## Records
◇ ◇ ◇ ◇ ◇ ◇ ◇

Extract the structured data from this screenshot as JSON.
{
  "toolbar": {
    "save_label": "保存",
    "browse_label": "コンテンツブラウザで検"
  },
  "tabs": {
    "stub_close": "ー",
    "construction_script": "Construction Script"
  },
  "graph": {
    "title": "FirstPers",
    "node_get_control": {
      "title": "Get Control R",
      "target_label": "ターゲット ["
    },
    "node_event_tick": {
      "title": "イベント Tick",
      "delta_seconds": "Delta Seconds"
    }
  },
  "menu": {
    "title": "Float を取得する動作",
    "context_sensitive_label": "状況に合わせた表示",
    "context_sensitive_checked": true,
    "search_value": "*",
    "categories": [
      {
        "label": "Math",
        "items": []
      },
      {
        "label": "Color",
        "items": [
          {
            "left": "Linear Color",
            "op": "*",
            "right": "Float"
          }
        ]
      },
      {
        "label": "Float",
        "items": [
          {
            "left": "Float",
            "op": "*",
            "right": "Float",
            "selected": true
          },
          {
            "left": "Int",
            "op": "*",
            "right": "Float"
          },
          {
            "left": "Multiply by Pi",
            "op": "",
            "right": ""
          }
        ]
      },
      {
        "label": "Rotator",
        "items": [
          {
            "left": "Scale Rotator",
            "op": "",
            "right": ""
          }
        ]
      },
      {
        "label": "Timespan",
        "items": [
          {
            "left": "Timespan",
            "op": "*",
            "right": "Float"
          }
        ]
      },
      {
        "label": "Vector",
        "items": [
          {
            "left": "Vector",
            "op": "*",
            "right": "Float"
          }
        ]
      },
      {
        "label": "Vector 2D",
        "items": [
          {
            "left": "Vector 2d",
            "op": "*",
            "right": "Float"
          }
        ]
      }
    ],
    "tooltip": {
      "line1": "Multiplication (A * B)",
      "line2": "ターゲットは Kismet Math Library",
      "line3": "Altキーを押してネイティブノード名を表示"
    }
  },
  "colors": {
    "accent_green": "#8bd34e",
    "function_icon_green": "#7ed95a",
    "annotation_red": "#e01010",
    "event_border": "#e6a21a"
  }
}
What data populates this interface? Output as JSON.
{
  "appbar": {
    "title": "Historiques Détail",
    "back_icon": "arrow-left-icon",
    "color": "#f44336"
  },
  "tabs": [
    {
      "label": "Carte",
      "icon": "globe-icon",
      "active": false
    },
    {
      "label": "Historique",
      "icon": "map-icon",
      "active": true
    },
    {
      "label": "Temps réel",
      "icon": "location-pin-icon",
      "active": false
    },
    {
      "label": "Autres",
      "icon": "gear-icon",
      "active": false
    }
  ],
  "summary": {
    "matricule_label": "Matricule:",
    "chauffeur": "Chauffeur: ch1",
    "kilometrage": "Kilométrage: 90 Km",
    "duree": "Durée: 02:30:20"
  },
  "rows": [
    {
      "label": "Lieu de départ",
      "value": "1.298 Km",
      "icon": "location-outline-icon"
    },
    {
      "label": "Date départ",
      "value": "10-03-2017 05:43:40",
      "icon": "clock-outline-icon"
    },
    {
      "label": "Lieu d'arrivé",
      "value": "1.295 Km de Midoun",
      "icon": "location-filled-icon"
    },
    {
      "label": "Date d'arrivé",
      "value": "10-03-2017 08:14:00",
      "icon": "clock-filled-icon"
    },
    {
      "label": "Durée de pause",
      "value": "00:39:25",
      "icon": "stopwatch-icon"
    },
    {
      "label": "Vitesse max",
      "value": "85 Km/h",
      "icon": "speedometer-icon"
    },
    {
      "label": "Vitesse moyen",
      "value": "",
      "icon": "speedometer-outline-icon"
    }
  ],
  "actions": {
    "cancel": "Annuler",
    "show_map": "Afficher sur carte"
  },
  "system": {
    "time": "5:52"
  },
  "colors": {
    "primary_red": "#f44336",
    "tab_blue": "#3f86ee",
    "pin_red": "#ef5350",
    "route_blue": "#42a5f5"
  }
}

◇ ◇ ◇ ◇ ◇ ◇ ◇

Pick out the lines that contain "this" and copy them.

## Output of the task
Extract the structured data from this screenshot as JSON.
What data populates this interface? Output as JSON.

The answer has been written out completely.